-- START Entries --

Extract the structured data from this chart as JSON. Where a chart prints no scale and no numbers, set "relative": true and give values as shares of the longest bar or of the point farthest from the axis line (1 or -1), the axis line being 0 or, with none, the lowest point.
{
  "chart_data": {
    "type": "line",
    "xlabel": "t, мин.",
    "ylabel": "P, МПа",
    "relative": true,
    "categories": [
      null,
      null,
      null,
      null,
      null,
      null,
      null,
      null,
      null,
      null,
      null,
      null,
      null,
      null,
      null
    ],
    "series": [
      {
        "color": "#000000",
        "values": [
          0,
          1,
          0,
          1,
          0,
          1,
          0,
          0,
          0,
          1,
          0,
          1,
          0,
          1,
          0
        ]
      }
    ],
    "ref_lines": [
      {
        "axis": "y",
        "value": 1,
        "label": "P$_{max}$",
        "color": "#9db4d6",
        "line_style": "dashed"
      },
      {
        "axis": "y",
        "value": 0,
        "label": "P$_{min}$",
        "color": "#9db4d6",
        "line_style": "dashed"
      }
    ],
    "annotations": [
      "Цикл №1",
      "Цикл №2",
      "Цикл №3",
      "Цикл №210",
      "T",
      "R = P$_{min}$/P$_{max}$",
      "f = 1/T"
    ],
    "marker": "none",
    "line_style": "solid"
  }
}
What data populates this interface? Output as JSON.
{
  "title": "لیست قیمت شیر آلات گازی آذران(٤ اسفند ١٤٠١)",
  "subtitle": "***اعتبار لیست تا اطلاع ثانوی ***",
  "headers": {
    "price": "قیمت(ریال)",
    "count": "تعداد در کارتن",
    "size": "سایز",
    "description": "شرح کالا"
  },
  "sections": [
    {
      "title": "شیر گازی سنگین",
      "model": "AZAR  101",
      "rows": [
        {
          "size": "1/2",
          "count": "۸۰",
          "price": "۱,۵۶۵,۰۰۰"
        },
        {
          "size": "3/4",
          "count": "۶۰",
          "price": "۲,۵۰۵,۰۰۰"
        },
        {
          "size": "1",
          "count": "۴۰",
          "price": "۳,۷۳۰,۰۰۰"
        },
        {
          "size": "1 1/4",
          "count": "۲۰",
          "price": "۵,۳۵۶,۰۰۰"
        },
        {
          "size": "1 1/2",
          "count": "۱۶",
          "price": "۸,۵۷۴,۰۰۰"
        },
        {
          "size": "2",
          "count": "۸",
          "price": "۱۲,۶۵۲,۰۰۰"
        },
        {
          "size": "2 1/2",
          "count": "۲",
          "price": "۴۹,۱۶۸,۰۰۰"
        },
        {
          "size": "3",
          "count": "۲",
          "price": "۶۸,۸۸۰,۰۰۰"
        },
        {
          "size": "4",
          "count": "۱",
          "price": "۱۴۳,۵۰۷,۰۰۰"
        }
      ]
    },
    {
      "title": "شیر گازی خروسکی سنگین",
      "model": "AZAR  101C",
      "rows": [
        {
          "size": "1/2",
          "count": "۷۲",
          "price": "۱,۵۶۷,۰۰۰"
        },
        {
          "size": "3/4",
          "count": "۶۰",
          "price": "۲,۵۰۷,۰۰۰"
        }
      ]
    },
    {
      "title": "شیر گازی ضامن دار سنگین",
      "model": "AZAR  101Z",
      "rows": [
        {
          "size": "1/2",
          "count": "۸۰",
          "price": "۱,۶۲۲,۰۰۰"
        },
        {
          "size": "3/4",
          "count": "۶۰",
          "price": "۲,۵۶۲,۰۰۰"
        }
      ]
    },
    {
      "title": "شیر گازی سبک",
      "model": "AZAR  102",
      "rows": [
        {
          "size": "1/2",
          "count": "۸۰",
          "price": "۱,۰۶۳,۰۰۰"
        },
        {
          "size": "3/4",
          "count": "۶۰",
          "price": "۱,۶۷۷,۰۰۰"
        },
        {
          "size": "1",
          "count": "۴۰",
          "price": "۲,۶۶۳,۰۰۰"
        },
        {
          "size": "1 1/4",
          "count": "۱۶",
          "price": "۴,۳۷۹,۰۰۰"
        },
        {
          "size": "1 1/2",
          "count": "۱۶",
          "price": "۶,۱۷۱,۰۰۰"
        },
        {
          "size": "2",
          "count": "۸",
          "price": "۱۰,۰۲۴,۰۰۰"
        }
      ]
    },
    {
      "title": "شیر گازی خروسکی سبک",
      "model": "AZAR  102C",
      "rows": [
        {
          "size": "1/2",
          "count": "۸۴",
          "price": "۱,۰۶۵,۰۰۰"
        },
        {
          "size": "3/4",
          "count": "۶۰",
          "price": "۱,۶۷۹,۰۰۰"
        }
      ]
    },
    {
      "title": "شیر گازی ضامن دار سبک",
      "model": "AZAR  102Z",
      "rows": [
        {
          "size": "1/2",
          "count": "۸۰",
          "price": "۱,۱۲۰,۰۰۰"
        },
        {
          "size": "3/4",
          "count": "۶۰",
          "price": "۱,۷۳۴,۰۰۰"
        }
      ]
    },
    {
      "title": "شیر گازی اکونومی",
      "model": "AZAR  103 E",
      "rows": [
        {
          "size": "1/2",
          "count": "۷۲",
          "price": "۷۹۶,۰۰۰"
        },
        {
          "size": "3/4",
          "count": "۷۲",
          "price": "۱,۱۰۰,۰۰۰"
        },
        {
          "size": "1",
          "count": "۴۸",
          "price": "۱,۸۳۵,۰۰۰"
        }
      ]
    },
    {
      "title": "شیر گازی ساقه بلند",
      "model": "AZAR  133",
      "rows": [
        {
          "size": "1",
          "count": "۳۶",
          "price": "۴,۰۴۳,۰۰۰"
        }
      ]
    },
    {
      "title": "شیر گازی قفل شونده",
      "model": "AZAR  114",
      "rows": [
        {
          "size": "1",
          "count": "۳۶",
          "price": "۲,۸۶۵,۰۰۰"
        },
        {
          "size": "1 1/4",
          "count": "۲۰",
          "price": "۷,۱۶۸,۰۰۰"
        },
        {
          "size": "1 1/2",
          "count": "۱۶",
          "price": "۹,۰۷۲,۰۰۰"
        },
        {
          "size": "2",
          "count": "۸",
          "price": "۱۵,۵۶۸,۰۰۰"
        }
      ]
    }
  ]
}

-- END Entries --

▸ Written problem
Produce a verbatim transcription of the entries above.

▸ Correct output
Extract the structured data from this chart as JSON. Where a chart prints no scale and no numbers, set "relative": true and give values as shares of the longest bar or of the point farthest from the axis line (1 or -1), the axis line being 0 or, with none, the lowest point.
{
  "chart_data": {
    "type": "line",
    "xlabel": "t, мин.",
    "ylabel": "P, МПа",
    "relative": true,
    "categories": [
      null,
      null,
      null,
      null,
      null,
      null,
      null,
      null,
      null,
      null,
      null,
      null,
      null,
      null,
      null
    ],
    "series": [
      {
        "color": "#000000",
        "values": [
          0,
          1,
          0,
          1,
          0,
          1,
          0,
          0,
          0,
          1,
          0,
          1,
          0,
          1,
          0
        ]
      }
    ],
    "ref_lines": [
      {
        "axis": "y",
        "value": 1,
        "label": "P$_{max}$",
        "color": "#9db4d6",
        "line_style": "dashed"
      },
      {
        "axis": "y",
        "value": 0,
        "label": "P$_{min}$",
        "color": "#9db4d6",
        "line_style": "dashed"
      }
    ],
    "annotations": [
      "Цикл №1",
      "Цикл №2",
      "Цикл №3",
      "Цикл №210",
      "T",
      "R = P$_{min}$/P$_{max}$",
      "f = 1/T"
    ],
    "marker": "none",
    "line_style": "solid"
  }
}
What data populates this interface? Output as JSON.
{
  "title": "لیست قیمت شیر آلات گازی آذران(٤ اسفند ١٤٠١)",
  "subtitle": "***اعتبار لیست تا اطلاع ثانوی ***",
  "headers": {
    "price": "قیمت(ریال)",
    "count": "تعداد در کارتن",
    "size": "سایز",
    "description": "شرح کالا"
  },
  "sections": [
    {
      "title": "شیر گازی سنگین",
      "model": "AZAR  101",
      "rows": [
        {
          "size": "1/2",
          "count": "۸۰",
          "price": "۱,۵۶۵,۰۰۰"
        },
        {
          "size": "3/4",
          "count": "۶۰",
          "price": "۲,۵۰۵,۰۰۰"
        },
        {
          "size": "1",
          "count": "۴۰",
          "price": "۳,۷۳۰,۰۰۰"
        },
        {
          "size": "1 1/4",
          "count": "۲۰",
          "price": "۵,۳۵۶,۰۰۰"
        },
        {
          "size": "1 1/2",
          "count": "۱۶",
          "price": "۸,۵۷۴,۰۰۰"
        },
        {
          "size": "2",
          "count": "۸",
          "price": "۱۲,۶۵۲,۰۰۰"
        },
        {
          "size": "2 1/2",
          "count": "۲",
          "price": "۴۹,۱۶۸,۰۰۰"
        },
        {
          "size": "3",
          "count": "۲",
          "price": "۶۸,۸۸۰,۰۰۰"
        },
        {
          "size": "4",
          "count": "۱",
          "price": "۱۴۳,۵۰۷,۰۰۰"
        }
      ]
    },
    {
      "title": "شیر گازی خروسکی سنگین",
      "model": "AZAR  101C",
      "rows": [
        {
          "size": "1/2",
          "count": "۷۲",
          "price": "۱,۵۶۷,۰۰۰"
        },
        {
          "size": "3/4",
          "count": "۶۰",
          "price": "۲,۵۰۷,۰۰۰"
        }
      ]
    },
    {
      "title": "شیر گازی ضامن دار سنگین",
      "model": "AZAR  101Z",
      "rows": [
        {
          "size": "1/2",
          "count": "۸۰",
          "price": "۱,۶۲۲,۰۰۰"
        },
        {
          "size": "3/4",
          "count": "۶۰",
          "price": "۲,۵۶۲,۰۰۰"
        }
      ]
    },
    {
      "title": "شیر گازی سبک",
      "model": "AZAR  102",
      "rows": [
        {
          "size": "1/2",
          "count": "۸۰",
          "price": "۱,۰۶۳,۰۰۰"
        },
        {
          "size": "3/4",
          "count": "۶۰",
          "price": "۱,۶۷۷,۰۰۰"
        },
        {
          "size": "1",
          "count": "۴۰",
          "price": "۲,۶۶۳,۰۰۰"
        },
        {
          "size": "1 1/4",
          "count": "۱۶",
          "price": "۴,۳۷۹,۰۰۰"
        },
        {
          "size": "1 1/2",
          "count": "۱۶",
          "price": "۶,۱۷۱,۰۰۰"
        },
        {
          "size": "2",
          "count": "۸",
          "price": "۱۰,۰۲۴,۰۰۰"
        }
      ]
    },
    {
      "title": "شیر گازی خروسکی سبک",
      "model": "AZAR  102C",
      "rows": [
        {
          "size": "1/2",
          "count": "۸۴",
          "price": "۱,۰۶۵,۰۰۰"
        },
        {
          "size": "3/4",
          "count": "۶۰",
          "price": "۱,۶۷۹,۰۰۰"
        }
      ]
    },
    {
      "title": "شیر گازی ضامن دار سبک",
      "model": "AZAR  102Z",
      "rows": [
        {
          "size": "1/2",
          "count": "۸۰",
          "price": "۱,۱۲۰,۰۰۰"
        },
        {
          "size": "3/4",
          "count": "۶۰",
          "price": "۱,۷۳۴,۰۰۰"
        }
      ]
    },
    {
      "title": "شیر گازی اکونومی",
      "model": "AZAR  103 E",
      "rows": [
        {
          "size": "1/2",
          "count": "۷۲",
          "price": "۷۹۶,۰۰۰"
        },
        {
          "size": "3/4",
          "count": "۷۲",
          "price": "۱,۱۰۰,۰۰۰"
        },
        {
          "size": "1",
          "count": "۴۸",
          "price": "۱,۸۳۵,۰۰۰"
        }
      ]
    },
    {
      "title": "شیر گازی ساقه بلند",
      "model": "AZAR  133",
      "rows": [
        {
          "size": "1",
          "count": "۳۶",
          "price": "۴,۰۴۳,۰۰۰"
        }
      ]
    },
    {
      "title": "شیر گازی قفل شونده",
      "model": "AZAR  114",
      "rows": [
        {
          "size": "1",
          "count": "۳۶",
          "price": "۲,۸۶۵,۰۰۰"
        },
        {
          "size": "1 1/4",
          "count": "۲۰",
          "price": "۷,۱۶۸,۰۰۰"
        },
        {
          "size": "1 1/2",
          "count": "۱۶",
          "price": "۹,۰۷۲,۰۰۰"
        },
        {
          "size": "2",
          "count": "۸",
          "price": "۱۵,۵۶۸,۰۰۰"
        }
      ]
    }
  ]
}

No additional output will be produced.